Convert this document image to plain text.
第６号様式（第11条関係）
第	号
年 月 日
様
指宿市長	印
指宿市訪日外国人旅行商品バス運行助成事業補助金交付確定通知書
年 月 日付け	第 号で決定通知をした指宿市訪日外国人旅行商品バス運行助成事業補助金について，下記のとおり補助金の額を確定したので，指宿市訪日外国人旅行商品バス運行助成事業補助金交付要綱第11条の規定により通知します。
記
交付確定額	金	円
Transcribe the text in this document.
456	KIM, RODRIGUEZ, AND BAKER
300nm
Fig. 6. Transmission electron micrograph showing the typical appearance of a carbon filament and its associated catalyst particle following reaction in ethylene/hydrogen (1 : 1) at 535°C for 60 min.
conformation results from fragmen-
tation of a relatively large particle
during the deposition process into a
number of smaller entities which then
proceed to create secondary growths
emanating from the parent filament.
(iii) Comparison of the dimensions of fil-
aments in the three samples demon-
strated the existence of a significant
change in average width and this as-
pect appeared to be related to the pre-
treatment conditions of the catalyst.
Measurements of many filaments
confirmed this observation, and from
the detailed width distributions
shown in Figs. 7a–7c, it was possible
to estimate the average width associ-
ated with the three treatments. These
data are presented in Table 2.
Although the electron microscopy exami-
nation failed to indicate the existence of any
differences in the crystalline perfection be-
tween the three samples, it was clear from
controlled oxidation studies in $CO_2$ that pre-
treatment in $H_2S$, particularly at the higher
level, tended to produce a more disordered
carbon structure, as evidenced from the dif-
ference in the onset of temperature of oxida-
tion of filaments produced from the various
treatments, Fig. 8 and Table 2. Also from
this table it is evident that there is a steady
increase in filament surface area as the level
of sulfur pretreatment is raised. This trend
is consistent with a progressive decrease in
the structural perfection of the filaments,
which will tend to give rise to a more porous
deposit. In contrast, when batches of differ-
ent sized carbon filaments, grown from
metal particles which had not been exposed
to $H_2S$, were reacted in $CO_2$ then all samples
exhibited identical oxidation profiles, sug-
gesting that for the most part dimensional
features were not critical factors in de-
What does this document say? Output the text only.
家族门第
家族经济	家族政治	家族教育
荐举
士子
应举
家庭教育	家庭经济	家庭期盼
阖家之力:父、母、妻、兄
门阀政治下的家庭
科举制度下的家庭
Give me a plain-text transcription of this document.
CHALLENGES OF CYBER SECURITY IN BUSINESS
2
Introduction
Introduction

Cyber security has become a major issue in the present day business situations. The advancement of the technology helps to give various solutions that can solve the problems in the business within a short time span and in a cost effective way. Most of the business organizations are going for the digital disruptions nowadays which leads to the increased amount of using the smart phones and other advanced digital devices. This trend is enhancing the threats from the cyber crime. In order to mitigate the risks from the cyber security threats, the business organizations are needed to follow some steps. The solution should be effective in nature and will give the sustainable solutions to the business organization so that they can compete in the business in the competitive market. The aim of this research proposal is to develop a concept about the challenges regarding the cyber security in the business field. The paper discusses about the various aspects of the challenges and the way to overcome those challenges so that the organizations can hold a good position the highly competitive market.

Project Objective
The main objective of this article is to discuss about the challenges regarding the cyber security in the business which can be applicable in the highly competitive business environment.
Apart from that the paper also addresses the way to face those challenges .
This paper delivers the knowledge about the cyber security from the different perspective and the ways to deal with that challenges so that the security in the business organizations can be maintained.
------------------------
▶ _Your objective_:
In the entries above, identify every line with the word "carbon". Copy those lines.

▶ _Complete response_:
Fig. 6. Transmission electron micrograph showing the typical appearance of a carbon filament and its associated catalyst particle following reaction in ethylene/hydrogen (1 : 1) at 535°C for 60 min.
carbon structure, as evidenced from the dif-
ent sized carbon filaments, grown from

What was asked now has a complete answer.